— START OF Material provided —
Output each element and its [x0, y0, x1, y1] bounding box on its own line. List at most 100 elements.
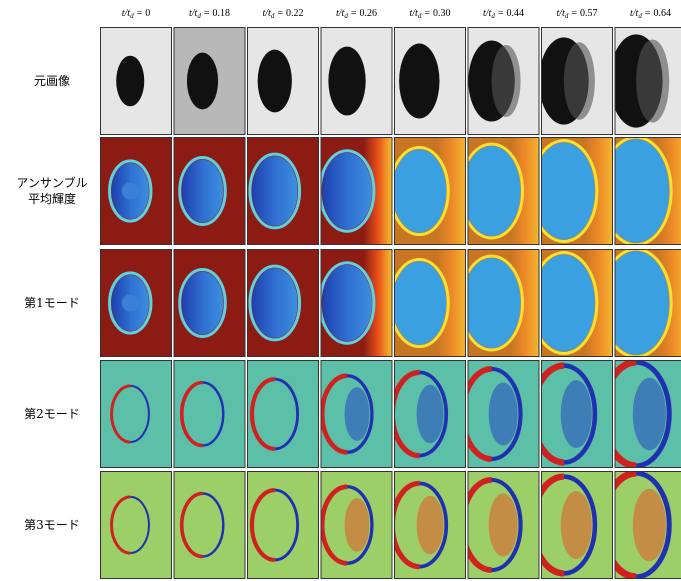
droplet [399, 44, 439, 119]
image-cell [533, 471, 613, 579]
image-cell [321, 360, 393, 468]
image-cell [461, 137, 540, 245]
header-equals: = [571, 8, 577, 19]
header-symbol: t/t [189, 8, 198, 19]
column-header: t/td=0.26 [336, 8, 377, 20]
mode-blob [489, 382, 518, 445]
image-cell [603, 360, 681, 468]
fragments [636, 40, 669, 123]
mode-blob [561, 380, 592, 448]
core-center [122, 183, 139, 200]
image-cell [463, 471, 540, 579]
image-cell [468, 27, 540, 135]
image-cell [392, 360, 466, 468]
fragments [492, 45, 521, 117]
mode-blob [489, 493, 518, 556]
header-subscript: d [638, 12, 642, 20]
image-cell [320, 249, 392, 357]
header-value: 0.64 [653, 8, 671, 19]
image-cell [533, 360, 613, 468]
header-subscript: d [565, 12, 569, 20]
image-cell [390, 137, 466, 245]
droplet [258, 50, 292, 113]
core [392, 149, 446, 232]
core [252, 268, 298, 338]
header-symbol: t/t [336, 8, 345, 19]
image-cell [610, 27, 681, 135]
mode-blob [633, 489, 666, 562]
image-cell [461, 249, 540, 357]
image-cell [247, 360, 319, 468]
header-equals: = [351, 8, 357, 19]
column-header: t/td=0.64 [630, 8, 671, 20]
header-equals: = [137, 8, 143, 19]
header-value: 0.30 [433, 8, 451, 19]
header-symbol: t/t [630, 8, 639, 19]
mode-bg [247, 360, 319, 468]
header-subscript: d [418, 12, 422, 20]
mode-bg [247, 471, 319, 579]
row-label: アンサンブル [16, 175, 87, 190]
header-symbol: t/t [557, 8, 566, 19]
header-subscript: d [197, 12, 201, 20]
mode-blob [345, 498, 370, 552]
header-symbol: t/t [122, 8, 131, 19]
column-header: t/td=0.30 [410, 8, 451, 20]
image-cell [394, 27, 466, 135]
mode-blob [561, 491, 592, 559]
header-equals: = [424, 8, 430, 19]
core [392, 261, 446, 344]
image-cell [531, 137, 613, 245]
image-cell [603, 471, 681, 579]
droplet [187, 53, 218, 110]
header-equals: = [277, 8, 283, 19]
row-label: 第2モード [24, 407, 80, 421]
image-cell [463, 360, 540, 468]
image-cell [100, 471, 172, 579]
mode-bg [174, 360, 246, 468]
header-equals: = [498, 8, 504, 19]
image-cell [100, 27, 172, 135]
image-cell [100, 360, 172, 468]
mode-blob [633, 378, 666, 451]
core [182, 272, 224, 335]
core-center [122, 295, 139, 312]
image-cell [100, 137, 172, 245]
header-value: 0.18 [212, 8, 230, 19]
header-value: 0 [145, 8, 150, 19]
image-cell [320, 137, 392, 245]
image-cell [100, 249, 172, 357]
row-label: 平均輝度 [28, 191, 76, 206]
core [463, 146, 521, 236]
header-value: 0.26 [359, 8, 377, 19]
header-value: 0.44 [506, 8, 524, 19]
image-cell [321, 27, 393, 135]
mode-blob [417, 385, 444, 443]
fragments [564, 42, 595, 120]
header-value: 0.57 [580, 8, 598, 19]
image-cell [174, 27, 246, 135]
header-subscript: d [491, 12, 495, 20]
column-header: t/td=0.18 [189, 8, 230, 20]
image-cell [174, 249, 246, 357]
core [463, 258, 521, 348]
image-cell [174, 137, 246, 245]
column-header: t/td=0.22 [263, 8, 304, 20]
mode-blob [417, 496, 444, 554]
droplet [328, 47, 365, 116]
core [533, 255, 595, 352]
image-cell [247, 137, 319, 245]
image-cell [531, 249, 613, 357]
header-subscript: d [130, 12, 134, 20]
image-cell [390, 249, 466, 357]
image-cell [247, 249, 319, 357]
header-subscript: d [344, 12, 348, 20]
mode-bg [174, 471, 246, 579]
core [322, 153, 372, 230]
column-header: t/td=0 [122, 8, 150, 20]
image-cell [247, 471, 319, 579]
core [322, 265, 372, 342]
core [252, 156, 298, 226]
header-symbol: t/t [410, 8, 419, 19]
row-label: 第3モード [24, 518, 80, 532]
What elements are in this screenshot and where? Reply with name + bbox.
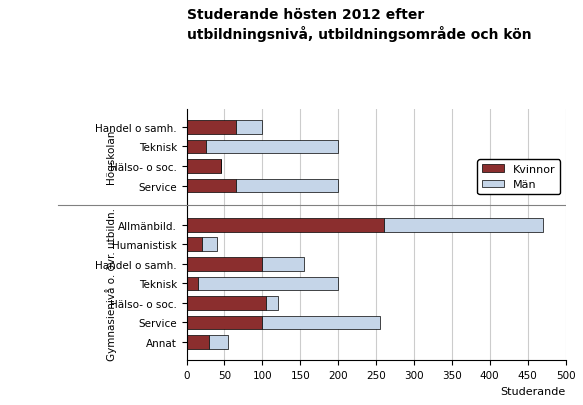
Text: Studerande hösten 2012 efter
utbildningsnivå, utbildningsområde och kön: Studerande hösten 2012 efter utbildnings… bbox=[187, 8, 531, 42]
Bar bbox=[198, 277, 338, 290]
Bar bbox=[187, 218, 384, 232]
Bar bbox=[187, 277, 198, 290]
Bar bbox=[187, 296, 266, 310]
Bar bbox=[205, 140, 338, 154]
Text: Gymnasienivå o. övr. utbildn.: Gymnasienivå o. övr. utbildn. bbox=[105, 207, 117, 360]
Bar bbox=[202, 238, 217, 252]
Bar bbox=[187, 335, 209, 349]
Bar bbox=[266, 296, 278, 310]
Bar bbox=[236, 121, 262, 134]
Bar bbox=[187, 257, 262, 271]
Bar bbox=[187, 160, 220, 173]
X-axis label: Studerande: Studerande bbox=[500, 386, 566, 396]
Bar bbox=[187, 179, 236, 193]
Text: Högskolan: Högskolan bbox=[106, 130, 116, 184]
Bar bbox=[187, 140, 205, 154]
Bar bbox=[262, 257, 304, 271]
Legend: Kvinnor, Män: Kvinnor, Män bbox=[477, 160, 560, 194]
Bar bbox=[187, 121, 236, 134]
Bar bbox=[384, 218, 543, 232]
Bar bbox=[209, 335, 228, 349]
Bar bbox=[187, 238, 202, 252]
Bar bbox=[262, 316, 380, 330]
Bar bbox=[236, 179, 338, 193]
Bar bbox=[187, 316, 262, 330]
— END OF Material provided —
[Problem to work on] Update the items above by replacing every "mode-blob" with "mode-region" and leaving all other text unchanged. Omit the pictures from your output.

[Solution below]
Output each element and its [x0, y0, x1, y1] bounding box on its own line. List at most 100 elements.
droplet [399, 44, 439, 119]
image-cell [533, 471, 613, 579]
image-cell [321, 360, 393, 468]
image-cell [461, 137, 540, 245]
header-equals: = [571, 8, 577, 19]
header-symbol: t/t [189, 8, 198, 19]
column-header: t/td=0.26 [336, 8, 377, 20]
mode-region [489, 382, 518, 445]
image-cell [603, 360, 681, 468]
fragments [636, 40, 669, 123]
mode-region [561, 380, 592, 448]
core-center [122, 183, 139, 200]
image-cell [463, 471, 540, 579]
image-cell [468, 27, 540, 135]
image-cell [392, 360, 466, 468]
fragments [492, 45, 521, 117]
mode-region [489, 493, 518, 556]
header-subscript: d [638, 12, 642, 20]
image-cell [320, 249, 392, 357]
header-value: 0.64 [653, 8, 671, 19]
image-cell [533, 360, 613, 468]
header-subscript: d [565, 12, 569, 20]
image-cell [390, 137, 466, 245]
droplet [258, 50, 292, 113]
core [392, 149, 446, 232]
core [252, 268, 298, 338]
header-symbol: t/t [336, 8, 345, 19]
image-cell [610, 27, 681, 135]
mode-region [633, 489, 666, 562]
image-cell [461, 249, 540, 357]
image-cell [247, 360, 319, 468]
header-equals: = [351, 8, 357, 19]
column-header: t/td=0.64 [630, 8, 671, 20]
header-equals: = [137, 8, 143, 19]
header-value: 0.30 [433, 8, 451, 19]
header-symbol: t/t [630, 8, 639, 19]
mode-bg [247, 360, 319, 468]
header-subscript: d [418, 12, 422, 20]
mode-bg [247, 471, 319, 579]
row-label: アンサンブル [16, 175, 87, 190]
header-symbol: t/t [557, 8, 566, 19]
header-subscript: d [197, 12, 201, 20]
mode-region [345, 498, 370, 552]
header-symbol: t/t [122, 8, 131, 19]
column-header: t/td=0.30 [410, 8, 451, 20]
image-cell [394, 27, 466, 135]
mode-region [561, 491, 592, 559]
header-equals: = [424, 8, 430, 19]
core [392, 261, 446, 344]
image-cell [531, 137, 613, 245]
image-cell [603, 471, 681, 579]
droplet [187, 53, 218, 110]
header-equals: = [277, 8, 283, 19]
row-label: 第2モード [24, 407, 80, 421]
image-cell [463, 360, 540, 468]
image-cell [100, 471, 172, 579]
mode-bg [174, 360, 246, 468]
header-equals: = [498, 8, 504, 19]
image-cell [100, 27, 172, 135]
image-cell [100, 360, 172, 468]
mode-region [633, 378, 666, 451]
core [182, 272, 224, 335]
core-center [122, 295, 139, 312]
image-cell [100, 137, 172, 245]
header-value: 0.18 [212, 8, 230, 19]
header-value: 0 [145, 8, 150, 19]
image-cell [320, 137, 392, 245]
image-cell [100, 249, 172, 357]
row-label: 平均輝度 [28, 191, 76, 206]
core [463, 146, 521, 236]
header-value: 0.26 [359, 8, 377, 19]
header-value: 0.44 [506, 8, 524, 19]
image-cell [321, 27, 393, 135]
mode-region [417, 385, 444, 443]
fragments [564, 42, 595, 120]
header-value: 0.57 [580, 8, 598, 19]
image-cell [174, 27, 246, 135]
header-subscript: d [491, 12, 495, 20]
column-header: t/td=0.18 [189, 8, 230, 20]
image-cell [174, 249, 246, 357]
core [463, 258, 521, 348]
image-cell [174, 137, 246, 245]
column-header: t/td=0.22 [263, 8, 304, 20]
mode-region [417, 496, 444, 554]
droplet [328, 47, 365, 116]
core [533, 255, 595, 352]
image-cell [247, 137, 319, 245]
image-cell [531, 249, 613, 357]
header-subscript: d [130, 12, 134, 20]
image-cell [390, 249, 466, 357]
image-cell [247, 249, 319, 357]
header-subscript: d [344, 12, 348, 20]
mode-bg [174, 471, 246, 579]
core [322, 153, 372, 230]
column-header: t/td=0 [122, 8, 150, 20]
image-cell [247, 471, 319, 579]
core [322, 265, 372, 342]
core [252, 156, 298, 226]
header-symbol: t/t [410, 8, 419, 19]
row-label: 第3モード [24, 518, 80, 532]
What elements are in this screenshot and where? Reply with name + bbox.
Text: Studerande hösten 2012 efter
utbildningsnivå, utbildningsområde och kön: Studerande hösten 2012 efter utbildnings… bbox=[187, 8, 531, 42]
Bar bbox=[198, 277, 338, 290]
Bar bbox=[187, 218, 384, 232]
Bar bbox=[187, 277, 198, 290]
Bar bbox=[187, 296, 266, 310]
Bar bbox=[205, 140, 338, 154]
Text: Gymnasienivå o. övr. utbildn.: Gymnasienivå o. övr. utbildn. bbox=[105, 207, 117, 360]
Bar bbox=[202, 238, 217, 252]
Bar bbox=[187, 335, 209, 349]
Bar bbox=[266, 296, 278, 310]
Bar bbox=[236, 121, 262, 134]
Bar bbox=[187, 257, 262, 271]
Bar bbox=[187, 160, 220, 173]
X-axis label: Studerande: Studerande bbox=[500, 386, 566, 396]
Bar bbox=[187, 179, 236, 193]
Text: Högskolan: Högskolan bbox=[106, 130, 116, 184]
Bar bbox=[187, 140, 205, 154]
Bar bbox=[262, 257, 304, 271]
Legend: Kvinnor, Män: Kvinnor, Män bbox=[477, 160, 560, 194]
Bar bbox=[187, 121, 236, 134]
Bar bbox=[384, 218, 543, 232]
Bar bbox=[209, 335, 228, 349]
Bar bbox=[187, 238, 202, 252]
Bar bbox=[262, 316, 380, 330]
Bar bbox=[236, 179, 338, 193]
Bar bbox=[187, 316, 262, 330]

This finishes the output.